* **What this task involves**: Copy every entry precisely.

* **Available data**:

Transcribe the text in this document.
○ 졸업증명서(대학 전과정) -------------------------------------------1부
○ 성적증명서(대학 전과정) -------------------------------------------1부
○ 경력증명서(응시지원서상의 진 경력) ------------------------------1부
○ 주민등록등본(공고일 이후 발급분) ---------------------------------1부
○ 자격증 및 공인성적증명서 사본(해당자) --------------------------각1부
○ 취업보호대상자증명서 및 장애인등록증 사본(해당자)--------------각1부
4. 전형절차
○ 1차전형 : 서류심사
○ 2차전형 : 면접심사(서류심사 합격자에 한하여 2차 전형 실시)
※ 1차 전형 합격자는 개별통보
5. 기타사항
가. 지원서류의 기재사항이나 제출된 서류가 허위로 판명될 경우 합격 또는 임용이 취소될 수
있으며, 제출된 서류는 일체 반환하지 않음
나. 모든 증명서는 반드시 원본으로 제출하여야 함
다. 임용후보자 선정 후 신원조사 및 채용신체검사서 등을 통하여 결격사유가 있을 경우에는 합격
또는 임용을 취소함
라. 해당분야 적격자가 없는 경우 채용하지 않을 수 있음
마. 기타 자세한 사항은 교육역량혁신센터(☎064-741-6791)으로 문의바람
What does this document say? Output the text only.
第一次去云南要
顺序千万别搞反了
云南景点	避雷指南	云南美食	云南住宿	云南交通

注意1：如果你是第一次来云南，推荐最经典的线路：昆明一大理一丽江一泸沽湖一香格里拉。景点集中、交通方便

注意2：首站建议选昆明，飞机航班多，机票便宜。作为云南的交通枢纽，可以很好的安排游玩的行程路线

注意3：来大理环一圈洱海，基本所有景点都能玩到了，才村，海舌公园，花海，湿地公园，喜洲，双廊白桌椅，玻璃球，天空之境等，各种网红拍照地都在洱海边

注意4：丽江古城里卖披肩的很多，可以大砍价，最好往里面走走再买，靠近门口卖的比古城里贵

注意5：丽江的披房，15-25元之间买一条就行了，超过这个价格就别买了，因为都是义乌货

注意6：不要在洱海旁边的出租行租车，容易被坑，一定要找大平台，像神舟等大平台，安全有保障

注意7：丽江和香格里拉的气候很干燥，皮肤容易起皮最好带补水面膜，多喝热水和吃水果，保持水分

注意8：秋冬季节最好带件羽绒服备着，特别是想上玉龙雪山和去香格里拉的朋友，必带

* **Solution to this exercise**:
Transcribe the text in this document.
○ 졸업증명서(대학 전과정) -------------------------------------------1부
○ 성적증명서(대학 전과정) -------------------------------------------1부
○ 경력증명서(응시지원서상의 진 경력) ------------------------------1부
○ 주민등록등본(공고일 이후 발급분) ---------------------------------1부
○ 자격증 및 공인성적증명서 사본(해당자) --------------------------각1부
○ 취업보호대상자증명서 및 장애인등록증 사본(해당자)--------------각1부
4. 전형절차
○ 1차전형 : 서류심사
○ 2차전형 : 면접심사(서류심사 합격자에 한하여 2차 전형 실시)
※ 1차 전형 합격자는 개별통보
5. 기타사항
가. 지원서류의 기재사항이나 제출된 서류가 허위로 판명될 경우 합격 또는 임용이 취소될 수
있으며, 제출된 서류는 일체 반환하지 않음
나. 모든 증명서는 반드시 원본으로 제출하여야 함
다. 임용후보자 선정 후 신원조사 및 채용신체검사서 등을 통하여 결격사유가 있을 경우에는 합격
또는 임용을 취소함
라. 해당분야 적격자가 없는 경우 채용하지 않을 수 있음
마. 기타 자세한 사항은 교육역량혁신센터(☎064-741-6791)으로 문의바람
What does this document say? Output the text only.
第一次去云南要
顺序千万别搞反了
云南景点	避雷指南	云南美食	云南住宿	云南交通

注意1：如果你是第一次来云南，推荐最经典的线路：昆明一大理一丽江一泸沽湖一香格里拉。景点集中、交通方便

注意2：首站建议选昆明，飞机航班多，机票便宜。作为云南的交通枢纽，可以很好的安排游玩的行程路线

注意3：来大理环一圈洱海，基本所有景点都能玩到了，才村，海舌公园，花海，湿地公园，喜洲，双廊白桌椅，玻璃球，天空之境等，各种网红拍照地都在洱海边

注意4：丽江古城里卖披肩的很多，可以大砍价，最好往里面走走再买，靠近门口卖的比古城里贵

注意5：丽江的披房，15-25元之间买一条就行了，超过这个价格就别买了，因为都是义乌货

注意6：不要在洱海旁边的出租行租车，容易被坑，一定要找大平台，像神舟等大平台，安全有保障

注意7：丽江和香格里拉的气候很干燥，皮肤容易起皮最好带补水面膜，多喝热水和吃水果，保持水分

注意8：秋冬季节最好带件羽绒服备着，特别是想上玉龙雪山和去香格里拉的朋友，必带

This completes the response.